## Work to do
Pick out each line containing the string "agree" and copy it.

## Listed entries
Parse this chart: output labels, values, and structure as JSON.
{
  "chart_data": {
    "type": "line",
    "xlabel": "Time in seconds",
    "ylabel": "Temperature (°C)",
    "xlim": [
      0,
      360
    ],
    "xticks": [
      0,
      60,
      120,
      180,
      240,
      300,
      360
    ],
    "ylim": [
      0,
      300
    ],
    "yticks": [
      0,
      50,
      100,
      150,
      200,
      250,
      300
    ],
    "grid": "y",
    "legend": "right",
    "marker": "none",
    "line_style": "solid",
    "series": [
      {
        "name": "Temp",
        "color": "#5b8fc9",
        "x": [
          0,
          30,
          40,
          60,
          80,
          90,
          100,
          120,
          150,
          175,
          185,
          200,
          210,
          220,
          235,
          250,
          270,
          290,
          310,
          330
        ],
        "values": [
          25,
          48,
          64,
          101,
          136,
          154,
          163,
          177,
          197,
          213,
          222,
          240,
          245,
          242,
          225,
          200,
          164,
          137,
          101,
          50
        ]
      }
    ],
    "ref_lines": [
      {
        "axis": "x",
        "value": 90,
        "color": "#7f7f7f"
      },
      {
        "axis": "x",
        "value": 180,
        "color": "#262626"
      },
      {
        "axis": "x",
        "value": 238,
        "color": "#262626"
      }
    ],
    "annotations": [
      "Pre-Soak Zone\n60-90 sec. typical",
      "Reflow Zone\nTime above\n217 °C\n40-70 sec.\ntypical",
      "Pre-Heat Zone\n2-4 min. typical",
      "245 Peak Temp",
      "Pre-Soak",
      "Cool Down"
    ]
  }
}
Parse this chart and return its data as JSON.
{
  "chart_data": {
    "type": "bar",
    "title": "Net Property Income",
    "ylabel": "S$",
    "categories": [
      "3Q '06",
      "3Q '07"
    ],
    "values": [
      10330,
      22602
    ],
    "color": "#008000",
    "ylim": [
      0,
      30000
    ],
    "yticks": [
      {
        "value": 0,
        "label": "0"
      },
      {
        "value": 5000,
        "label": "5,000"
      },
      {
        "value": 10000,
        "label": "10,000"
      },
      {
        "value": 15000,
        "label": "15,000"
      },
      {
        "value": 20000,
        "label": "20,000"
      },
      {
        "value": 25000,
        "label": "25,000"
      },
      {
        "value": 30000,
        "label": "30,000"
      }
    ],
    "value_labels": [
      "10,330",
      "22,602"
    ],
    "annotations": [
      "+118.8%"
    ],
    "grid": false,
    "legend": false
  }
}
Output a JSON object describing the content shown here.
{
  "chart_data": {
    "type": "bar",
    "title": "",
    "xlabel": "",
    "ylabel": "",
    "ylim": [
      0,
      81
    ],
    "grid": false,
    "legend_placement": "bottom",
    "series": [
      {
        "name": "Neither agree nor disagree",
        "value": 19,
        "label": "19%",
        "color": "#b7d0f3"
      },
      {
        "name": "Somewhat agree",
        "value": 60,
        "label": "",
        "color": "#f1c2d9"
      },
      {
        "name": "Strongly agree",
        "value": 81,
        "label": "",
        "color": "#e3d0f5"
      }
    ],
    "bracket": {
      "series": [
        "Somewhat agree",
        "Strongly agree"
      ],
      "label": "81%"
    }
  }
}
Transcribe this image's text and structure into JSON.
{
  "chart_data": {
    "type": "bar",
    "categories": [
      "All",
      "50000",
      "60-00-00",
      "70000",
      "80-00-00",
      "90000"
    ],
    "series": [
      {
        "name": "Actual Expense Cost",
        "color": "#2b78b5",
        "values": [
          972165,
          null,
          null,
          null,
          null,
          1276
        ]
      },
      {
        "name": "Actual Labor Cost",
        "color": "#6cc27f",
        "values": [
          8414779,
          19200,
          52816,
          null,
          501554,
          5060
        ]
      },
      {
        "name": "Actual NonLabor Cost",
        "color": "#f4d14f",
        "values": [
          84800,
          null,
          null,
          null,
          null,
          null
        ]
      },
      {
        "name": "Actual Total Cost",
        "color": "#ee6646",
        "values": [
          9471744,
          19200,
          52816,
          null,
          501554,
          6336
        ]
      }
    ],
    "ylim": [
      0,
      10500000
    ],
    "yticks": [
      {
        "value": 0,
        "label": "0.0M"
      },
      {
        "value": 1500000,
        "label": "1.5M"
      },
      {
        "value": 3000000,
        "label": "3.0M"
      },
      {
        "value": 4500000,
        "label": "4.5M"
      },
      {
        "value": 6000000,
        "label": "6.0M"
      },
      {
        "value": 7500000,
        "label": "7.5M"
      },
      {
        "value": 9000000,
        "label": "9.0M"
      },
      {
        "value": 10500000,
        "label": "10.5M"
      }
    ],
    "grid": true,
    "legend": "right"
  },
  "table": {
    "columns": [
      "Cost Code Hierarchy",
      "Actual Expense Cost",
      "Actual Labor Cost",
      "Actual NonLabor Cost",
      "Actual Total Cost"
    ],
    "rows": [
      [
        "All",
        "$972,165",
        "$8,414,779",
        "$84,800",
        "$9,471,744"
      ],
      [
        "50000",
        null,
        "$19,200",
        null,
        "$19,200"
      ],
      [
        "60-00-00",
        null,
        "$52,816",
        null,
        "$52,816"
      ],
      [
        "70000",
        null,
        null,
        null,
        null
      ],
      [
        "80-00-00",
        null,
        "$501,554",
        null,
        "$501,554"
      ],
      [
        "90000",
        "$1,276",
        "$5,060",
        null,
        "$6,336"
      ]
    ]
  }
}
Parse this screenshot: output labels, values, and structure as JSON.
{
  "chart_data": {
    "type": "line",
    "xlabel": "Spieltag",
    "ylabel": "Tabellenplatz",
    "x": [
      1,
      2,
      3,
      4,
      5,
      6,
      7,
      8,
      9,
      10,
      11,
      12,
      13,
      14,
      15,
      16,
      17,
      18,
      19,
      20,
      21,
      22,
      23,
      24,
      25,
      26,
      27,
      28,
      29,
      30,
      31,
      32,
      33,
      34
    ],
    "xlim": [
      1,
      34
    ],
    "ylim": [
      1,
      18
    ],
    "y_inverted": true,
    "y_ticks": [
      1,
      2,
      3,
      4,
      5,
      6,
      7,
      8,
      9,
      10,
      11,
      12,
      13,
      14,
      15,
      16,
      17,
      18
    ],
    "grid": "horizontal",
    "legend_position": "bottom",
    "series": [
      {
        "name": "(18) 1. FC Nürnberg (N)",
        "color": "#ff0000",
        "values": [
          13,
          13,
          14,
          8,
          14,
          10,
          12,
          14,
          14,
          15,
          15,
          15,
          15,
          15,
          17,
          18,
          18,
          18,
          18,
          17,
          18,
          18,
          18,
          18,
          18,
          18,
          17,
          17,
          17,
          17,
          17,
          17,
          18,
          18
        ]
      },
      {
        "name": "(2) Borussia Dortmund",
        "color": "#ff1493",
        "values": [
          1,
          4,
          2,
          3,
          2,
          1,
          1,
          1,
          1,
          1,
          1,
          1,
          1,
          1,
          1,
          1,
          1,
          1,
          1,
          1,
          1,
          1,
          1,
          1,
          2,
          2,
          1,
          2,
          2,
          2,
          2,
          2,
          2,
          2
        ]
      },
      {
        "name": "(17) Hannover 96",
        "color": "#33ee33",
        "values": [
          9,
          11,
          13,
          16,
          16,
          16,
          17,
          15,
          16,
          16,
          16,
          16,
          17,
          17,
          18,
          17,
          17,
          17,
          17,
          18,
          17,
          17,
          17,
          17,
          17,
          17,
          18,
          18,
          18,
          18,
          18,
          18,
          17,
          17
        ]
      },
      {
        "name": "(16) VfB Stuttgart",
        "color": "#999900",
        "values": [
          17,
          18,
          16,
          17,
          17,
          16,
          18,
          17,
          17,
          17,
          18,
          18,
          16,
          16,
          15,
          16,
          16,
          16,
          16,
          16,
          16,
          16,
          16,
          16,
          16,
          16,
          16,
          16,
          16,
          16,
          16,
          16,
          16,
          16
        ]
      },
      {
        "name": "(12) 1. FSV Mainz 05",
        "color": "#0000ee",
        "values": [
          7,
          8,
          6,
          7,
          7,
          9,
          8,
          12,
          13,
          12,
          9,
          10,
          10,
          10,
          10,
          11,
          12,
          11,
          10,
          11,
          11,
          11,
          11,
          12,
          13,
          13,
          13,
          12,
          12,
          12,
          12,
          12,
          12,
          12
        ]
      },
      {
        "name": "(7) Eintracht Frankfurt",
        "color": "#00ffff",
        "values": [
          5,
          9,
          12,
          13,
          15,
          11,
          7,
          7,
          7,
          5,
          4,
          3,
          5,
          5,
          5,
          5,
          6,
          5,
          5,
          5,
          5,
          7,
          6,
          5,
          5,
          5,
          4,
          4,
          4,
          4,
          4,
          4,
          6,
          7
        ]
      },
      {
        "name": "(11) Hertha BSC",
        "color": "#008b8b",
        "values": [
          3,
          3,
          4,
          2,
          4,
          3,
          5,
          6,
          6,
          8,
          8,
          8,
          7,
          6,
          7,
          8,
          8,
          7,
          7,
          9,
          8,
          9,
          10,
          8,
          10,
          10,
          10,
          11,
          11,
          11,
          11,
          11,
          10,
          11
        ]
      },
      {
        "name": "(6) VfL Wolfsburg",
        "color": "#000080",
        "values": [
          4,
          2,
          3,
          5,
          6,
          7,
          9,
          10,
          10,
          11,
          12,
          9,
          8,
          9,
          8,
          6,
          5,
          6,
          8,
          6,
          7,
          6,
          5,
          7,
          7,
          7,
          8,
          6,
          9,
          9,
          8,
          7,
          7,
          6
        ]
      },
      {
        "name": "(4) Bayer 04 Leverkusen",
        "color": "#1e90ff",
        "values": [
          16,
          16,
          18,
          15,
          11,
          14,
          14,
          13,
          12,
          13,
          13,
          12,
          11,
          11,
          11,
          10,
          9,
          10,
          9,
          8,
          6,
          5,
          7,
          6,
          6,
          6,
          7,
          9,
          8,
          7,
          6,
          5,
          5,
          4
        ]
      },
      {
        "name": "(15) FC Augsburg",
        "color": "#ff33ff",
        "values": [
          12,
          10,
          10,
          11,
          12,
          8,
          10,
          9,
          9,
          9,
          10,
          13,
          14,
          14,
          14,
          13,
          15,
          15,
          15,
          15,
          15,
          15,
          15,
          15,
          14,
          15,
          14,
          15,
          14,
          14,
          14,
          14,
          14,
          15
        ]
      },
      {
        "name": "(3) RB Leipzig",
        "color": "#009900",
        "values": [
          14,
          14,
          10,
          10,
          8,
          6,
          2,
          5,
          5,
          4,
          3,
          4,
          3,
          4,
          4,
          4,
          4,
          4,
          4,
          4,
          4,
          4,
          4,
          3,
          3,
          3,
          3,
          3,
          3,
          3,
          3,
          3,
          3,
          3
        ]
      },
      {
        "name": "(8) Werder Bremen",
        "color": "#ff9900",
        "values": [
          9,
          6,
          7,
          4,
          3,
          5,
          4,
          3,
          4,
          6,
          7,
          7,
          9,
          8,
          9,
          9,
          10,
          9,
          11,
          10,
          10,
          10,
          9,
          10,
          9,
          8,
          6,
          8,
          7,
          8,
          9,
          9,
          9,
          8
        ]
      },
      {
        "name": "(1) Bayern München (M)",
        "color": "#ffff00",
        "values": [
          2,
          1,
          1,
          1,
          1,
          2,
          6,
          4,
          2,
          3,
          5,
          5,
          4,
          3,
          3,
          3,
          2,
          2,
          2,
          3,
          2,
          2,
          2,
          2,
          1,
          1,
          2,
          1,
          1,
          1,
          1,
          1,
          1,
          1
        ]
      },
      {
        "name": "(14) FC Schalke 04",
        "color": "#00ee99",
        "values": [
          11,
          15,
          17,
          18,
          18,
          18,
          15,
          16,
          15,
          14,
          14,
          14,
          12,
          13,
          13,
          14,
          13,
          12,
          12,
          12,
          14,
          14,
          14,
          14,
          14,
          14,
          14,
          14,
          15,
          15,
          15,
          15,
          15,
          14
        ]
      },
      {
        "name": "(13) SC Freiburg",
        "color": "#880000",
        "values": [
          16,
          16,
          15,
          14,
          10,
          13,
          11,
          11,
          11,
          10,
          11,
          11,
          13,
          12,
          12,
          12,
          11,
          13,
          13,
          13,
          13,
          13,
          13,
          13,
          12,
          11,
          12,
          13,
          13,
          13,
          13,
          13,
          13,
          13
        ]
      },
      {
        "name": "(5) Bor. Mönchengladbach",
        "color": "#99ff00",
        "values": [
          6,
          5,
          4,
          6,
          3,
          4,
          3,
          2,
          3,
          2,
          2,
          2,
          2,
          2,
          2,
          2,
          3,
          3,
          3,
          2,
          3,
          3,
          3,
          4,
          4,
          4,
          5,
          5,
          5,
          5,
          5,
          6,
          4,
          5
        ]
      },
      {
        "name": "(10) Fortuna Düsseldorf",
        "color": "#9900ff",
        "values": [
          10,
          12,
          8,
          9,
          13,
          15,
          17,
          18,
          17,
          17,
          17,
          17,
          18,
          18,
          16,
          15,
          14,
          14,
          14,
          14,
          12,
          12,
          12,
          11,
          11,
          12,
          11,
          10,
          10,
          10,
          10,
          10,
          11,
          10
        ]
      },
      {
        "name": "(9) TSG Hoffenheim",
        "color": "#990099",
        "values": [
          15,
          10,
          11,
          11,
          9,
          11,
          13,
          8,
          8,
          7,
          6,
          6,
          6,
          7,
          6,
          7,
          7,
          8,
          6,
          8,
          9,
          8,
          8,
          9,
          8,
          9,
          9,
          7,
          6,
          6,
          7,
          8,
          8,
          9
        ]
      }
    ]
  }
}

## The answer
        "name": "Neither agree nor disagree",
        "name": "Somewhat agree",
        "name": "Strongly agree",
        "Somewhat agree",
        "Strongly agree"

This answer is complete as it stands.